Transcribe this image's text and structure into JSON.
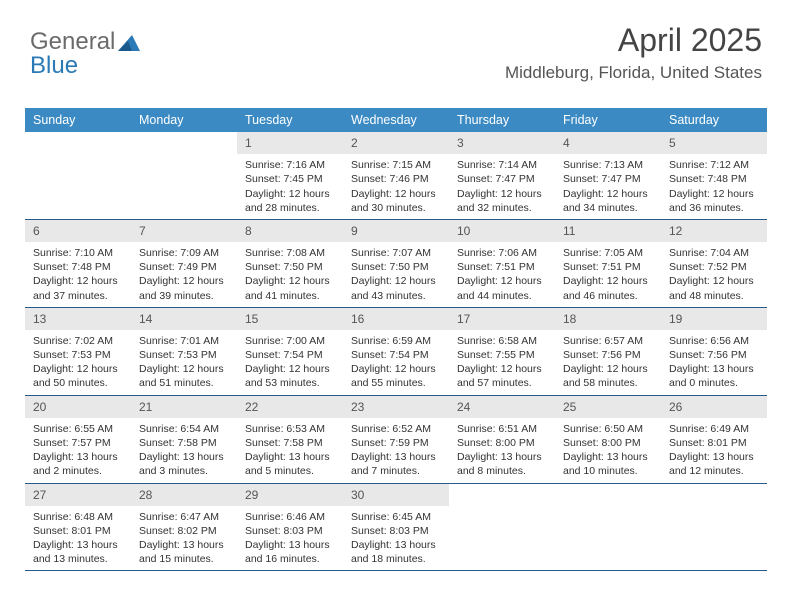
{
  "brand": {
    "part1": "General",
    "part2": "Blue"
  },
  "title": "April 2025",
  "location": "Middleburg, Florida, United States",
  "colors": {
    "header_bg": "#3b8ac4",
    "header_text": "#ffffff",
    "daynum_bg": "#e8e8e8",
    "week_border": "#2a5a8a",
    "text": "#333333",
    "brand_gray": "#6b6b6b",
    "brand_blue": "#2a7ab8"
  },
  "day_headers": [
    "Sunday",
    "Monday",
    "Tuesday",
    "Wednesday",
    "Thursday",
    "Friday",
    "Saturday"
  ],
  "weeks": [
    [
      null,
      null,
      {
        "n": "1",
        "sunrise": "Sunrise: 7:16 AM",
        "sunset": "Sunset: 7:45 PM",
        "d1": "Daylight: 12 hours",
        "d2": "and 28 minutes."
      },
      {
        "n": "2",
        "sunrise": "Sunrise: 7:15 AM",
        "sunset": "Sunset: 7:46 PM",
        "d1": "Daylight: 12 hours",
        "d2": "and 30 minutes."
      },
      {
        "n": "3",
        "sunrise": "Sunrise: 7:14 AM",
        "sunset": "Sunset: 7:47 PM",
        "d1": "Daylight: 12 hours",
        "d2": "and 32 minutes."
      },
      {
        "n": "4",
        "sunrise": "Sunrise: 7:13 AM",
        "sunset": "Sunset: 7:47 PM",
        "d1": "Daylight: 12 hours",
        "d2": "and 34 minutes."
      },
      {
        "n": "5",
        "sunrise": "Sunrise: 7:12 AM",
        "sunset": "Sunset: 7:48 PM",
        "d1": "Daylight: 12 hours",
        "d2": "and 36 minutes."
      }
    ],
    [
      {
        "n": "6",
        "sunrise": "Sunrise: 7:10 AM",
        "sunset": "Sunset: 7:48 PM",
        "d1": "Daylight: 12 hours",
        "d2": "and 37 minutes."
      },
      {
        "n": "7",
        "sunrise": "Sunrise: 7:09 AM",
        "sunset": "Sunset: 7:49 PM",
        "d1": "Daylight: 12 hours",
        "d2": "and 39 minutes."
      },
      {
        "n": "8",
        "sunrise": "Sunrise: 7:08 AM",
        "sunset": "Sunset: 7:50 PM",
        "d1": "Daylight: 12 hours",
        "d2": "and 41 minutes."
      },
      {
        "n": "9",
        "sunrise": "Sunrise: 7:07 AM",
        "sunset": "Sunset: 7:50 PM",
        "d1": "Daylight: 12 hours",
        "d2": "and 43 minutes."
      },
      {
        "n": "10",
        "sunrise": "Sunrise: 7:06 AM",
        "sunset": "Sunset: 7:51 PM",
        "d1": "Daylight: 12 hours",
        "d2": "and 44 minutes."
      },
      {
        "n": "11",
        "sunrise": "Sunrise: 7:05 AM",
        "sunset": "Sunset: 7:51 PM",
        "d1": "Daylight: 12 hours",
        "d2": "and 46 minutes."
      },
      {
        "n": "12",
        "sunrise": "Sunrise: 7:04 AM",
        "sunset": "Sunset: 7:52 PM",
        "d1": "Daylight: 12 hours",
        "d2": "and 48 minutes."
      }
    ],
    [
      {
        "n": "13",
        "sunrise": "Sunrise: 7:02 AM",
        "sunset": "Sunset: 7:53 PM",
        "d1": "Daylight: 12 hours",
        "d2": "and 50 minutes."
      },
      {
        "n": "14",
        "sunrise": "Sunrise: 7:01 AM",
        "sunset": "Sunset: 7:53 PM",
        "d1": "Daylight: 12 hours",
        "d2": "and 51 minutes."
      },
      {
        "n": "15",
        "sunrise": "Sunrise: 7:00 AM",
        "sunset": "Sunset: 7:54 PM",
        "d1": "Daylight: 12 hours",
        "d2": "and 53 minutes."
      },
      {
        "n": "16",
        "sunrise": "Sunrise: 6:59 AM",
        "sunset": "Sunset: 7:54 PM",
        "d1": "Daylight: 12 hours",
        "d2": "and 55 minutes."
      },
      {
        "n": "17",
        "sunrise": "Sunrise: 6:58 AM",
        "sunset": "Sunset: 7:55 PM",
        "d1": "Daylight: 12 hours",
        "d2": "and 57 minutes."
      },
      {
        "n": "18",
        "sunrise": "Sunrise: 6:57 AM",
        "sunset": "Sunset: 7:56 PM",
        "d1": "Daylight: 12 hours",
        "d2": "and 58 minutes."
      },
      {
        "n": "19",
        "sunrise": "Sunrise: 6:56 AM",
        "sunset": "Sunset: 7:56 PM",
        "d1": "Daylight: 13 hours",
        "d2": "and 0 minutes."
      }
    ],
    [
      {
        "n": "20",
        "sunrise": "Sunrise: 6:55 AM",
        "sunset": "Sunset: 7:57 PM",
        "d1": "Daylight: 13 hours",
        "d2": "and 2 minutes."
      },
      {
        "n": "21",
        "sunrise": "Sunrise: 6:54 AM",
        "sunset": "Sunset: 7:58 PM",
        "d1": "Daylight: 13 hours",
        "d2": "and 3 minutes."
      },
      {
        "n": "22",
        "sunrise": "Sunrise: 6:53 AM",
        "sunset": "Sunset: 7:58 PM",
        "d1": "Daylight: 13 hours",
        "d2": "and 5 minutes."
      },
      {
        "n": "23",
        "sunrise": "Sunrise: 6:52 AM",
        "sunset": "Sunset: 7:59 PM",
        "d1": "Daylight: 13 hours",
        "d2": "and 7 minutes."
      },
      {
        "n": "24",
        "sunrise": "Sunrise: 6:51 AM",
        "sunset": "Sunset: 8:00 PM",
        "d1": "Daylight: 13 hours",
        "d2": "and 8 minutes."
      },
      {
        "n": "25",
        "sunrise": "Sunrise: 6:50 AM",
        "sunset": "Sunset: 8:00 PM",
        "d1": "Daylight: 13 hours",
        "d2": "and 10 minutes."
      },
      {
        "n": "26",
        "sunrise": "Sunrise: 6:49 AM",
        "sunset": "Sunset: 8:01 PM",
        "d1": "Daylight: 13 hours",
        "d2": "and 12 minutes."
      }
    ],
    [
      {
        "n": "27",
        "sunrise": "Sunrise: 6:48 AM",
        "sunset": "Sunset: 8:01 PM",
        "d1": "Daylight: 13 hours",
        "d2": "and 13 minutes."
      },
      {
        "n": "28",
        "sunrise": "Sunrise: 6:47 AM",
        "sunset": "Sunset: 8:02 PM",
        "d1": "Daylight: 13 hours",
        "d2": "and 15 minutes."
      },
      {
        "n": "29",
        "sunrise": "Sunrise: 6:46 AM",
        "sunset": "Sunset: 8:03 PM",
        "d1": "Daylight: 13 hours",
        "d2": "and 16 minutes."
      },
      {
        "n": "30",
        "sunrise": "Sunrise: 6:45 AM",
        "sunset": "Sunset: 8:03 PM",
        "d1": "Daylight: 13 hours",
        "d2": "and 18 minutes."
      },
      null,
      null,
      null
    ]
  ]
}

^^^^^^^^

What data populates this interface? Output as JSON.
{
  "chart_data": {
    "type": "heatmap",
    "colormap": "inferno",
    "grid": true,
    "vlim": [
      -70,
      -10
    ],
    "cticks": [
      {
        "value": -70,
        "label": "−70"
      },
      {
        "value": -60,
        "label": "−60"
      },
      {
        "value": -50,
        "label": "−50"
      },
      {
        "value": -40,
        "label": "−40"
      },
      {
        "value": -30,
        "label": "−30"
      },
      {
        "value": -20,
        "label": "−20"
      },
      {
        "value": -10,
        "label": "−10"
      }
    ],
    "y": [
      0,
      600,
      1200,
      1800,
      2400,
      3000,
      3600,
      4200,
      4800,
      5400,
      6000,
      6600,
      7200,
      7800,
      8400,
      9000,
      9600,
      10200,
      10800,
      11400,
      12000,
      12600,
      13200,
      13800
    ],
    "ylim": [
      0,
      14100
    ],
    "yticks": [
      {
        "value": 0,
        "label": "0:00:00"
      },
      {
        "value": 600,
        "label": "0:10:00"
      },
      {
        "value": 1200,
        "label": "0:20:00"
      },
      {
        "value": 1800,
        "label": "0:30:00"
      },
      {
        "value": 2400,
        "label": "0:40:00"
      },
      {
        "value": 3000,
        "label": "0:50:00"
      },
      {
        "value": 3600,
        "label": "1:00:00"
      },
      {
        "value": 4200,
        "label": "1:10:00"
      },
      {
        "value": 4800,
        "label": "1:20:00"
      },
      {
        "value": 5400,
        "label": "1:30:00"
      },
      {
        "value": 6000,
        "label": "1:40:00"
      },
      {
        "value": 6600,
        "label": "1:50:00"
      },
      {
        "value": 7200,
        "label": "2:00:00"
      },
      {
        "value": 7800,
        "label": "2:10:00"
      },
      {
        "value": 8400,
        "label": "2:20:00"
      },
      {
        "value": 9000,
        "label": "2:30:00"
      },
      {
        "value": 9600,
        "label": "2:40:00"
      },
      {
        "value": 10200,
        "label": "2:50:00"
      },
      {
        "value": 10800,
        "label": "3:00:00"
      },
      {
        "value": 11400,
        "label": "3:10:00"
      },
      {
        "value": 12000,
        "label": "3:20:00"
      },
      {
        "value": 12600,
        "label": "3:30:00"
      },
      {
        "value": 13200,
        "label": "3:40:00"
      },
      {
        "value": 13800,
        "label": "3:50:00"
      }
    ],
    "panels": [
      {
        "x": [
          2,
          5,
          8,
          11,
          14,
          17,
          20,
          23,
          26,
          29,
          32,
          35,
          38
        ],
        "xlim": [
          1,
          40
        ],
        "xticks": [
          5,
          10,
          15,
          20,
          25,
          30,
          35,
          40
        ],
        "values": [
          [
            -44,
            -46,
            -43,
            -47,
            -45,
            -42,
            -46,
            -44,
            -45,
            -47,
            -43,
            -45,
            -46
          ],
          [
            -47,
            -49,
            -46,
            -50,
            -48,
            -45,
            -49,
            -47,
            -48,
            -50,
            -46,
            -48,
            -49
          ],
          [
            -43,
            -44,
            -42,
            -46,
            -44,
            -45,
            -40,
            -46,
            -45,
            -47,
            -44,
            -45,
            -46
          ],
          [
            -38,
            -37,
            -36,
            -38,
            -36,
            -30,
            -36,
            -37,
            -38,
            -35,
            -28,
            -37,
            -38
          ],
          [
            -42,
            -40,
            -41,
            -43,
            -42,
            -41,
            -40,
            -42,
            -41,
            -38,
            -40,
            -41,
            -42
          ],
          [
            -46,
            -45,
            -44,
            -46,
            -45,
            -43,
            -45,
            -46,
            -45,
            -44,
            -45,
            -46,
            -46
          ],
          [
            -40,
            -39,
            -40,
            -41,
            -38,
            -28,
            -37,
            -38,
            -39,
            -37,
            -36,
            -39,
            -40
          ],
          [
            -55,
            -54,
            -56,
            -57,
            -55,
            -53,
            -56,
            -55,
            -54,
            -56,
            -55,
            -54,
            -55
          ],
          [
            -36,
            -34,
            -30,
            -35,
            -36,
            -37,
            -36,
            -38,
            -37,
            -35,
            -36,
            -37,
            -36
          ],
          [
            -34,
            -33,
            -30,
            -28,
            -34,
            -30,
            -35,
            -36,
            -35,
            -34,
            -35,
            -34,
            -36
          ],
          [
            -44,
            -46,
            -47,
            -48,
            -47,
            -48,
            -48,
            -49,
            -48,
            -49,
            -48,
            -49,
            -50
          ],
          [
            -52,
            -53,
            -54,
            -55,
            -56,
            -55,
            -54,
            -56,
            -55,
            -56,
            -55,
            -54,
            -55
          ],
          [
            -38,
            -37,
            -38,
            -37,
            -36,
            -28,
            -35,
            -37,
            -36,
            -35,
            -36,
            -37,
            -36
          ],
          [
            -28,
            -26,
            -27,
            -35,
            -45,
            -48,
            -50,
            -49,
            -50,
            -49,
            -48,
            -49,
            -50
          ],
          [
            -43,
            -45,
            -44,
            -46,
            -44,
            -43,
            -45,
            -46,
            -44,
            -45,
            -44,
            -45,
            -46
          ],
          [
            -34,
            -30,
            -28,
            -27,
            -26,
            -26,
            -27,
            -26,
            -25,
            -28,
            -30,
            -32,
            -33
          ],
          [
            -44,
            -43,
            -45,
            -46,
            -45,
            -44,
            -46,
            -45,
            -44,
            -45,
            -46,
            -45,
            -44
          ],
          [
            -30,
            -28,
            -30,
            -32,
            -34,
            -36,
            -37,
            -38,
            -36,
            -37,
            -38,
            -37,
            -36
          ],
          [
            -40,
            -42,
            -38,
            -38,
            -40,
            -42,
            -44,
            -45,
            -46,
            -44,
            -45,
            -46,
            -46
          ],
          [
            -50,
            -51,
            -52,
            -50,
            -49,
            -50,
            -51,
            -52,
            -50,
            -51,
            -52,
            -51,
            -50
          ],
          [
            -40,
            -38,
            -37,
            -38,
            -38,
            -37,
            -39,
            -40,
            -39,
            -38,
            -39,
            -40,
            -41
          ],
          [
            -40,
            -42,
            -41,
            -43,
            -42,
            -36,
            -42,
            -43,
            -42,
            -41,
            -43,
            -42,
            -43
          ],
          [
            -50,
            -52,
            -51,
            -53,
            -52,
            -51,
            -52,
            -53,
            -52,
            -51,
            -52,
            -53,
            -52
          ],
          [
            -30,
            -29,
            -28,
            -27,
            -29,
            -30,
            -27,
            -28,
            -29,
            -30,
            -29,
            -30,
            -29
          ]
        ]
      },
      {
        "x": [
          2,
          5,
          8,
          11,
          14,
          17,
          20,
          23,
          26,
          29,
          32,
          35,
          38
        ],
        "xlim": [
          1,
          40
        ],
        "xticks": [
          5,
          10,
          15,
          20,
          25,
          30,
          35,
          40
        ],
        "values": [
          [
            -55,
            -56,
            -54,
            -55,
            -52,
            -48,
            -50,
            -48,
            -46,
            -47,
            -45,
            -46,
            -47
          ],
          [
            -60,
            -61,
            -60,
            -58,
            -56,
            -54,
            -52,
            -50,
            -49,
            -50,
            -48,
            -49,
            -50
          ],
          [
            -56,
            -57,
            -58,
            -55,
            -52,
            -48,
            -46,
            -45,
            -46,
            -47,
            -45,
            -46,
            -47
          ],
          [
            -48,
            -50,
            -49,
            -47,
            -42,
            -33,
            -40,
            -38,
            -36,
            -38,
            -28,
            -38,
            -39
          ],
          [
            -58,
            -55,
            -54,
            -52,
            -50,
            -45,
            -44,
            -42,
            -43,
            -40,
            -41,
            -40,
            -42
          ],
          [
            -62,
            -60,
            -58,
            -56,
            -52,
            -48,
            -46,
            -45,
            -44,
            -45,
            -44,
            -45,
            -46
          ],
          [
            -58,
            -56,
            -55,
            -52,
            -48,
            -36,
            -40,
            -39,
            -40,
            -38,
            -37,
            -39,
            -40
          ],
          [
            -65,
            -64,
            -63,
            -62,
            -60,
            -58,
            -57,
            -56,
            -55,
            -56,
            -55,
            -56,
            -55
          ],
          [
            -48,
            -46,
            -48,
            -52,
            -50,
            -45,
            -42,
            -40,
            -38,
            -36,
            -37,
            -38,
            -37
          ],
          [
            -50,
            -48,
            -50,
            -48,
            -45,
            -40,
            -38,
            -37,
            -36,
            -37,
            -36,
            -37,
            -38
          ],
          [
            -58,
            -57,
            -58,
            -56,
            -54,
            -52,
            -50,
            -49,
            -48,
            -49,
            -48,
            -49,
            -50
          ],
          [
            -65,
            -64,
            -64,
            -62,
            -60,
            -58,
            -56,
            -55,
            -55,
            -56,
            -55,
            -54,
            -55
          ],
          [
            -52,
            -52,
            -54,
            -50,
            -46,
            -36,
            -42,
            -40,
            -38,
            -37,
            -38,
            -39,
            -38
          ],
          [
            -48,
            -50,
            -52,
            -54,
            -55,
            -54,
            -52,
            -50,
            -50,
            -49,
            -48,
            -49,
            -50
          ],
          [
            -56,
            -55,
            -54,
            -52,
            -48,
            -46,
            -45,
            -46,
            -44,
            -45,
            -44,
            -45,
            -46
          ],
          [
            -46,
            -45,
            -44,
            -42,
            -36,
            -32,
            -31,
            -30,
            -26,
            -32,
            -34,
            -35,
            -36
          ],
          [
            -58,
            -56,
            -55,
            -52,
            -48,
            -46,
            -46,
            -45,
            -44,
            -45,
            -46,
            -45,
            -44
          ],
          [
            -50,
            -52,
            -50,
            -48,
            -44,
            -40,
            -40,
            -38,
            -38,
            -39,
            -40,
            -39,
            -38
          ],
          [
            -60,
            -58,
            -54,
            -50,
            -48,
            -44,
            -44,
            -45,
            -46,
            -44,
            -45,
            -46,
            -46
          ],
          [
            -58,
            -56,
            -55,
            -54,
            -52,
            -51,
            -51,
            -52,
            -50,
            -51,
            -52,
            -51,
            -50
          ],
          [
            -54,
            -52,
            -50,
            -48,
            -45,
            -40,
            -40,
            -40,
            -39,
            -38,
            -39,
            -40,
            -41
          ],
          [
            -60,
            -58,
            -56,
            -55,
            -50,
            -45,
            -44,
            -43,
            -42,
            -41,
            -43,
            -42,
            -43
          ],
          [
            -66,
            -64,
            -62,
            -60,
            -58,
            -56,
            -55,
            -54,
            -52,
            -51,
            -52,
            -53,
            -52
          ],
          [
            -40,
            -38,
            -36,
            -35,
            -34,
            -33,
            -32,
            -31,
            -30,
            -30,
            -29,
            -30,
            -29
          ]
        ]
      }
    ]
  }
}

^^^^^^^^

» **What is being asked**
Find all lines with "JSON" in them and copy each one.

» **Solution**
Transcribe this image's text and structure into JSON.
What data populates this interface? Output as JSON.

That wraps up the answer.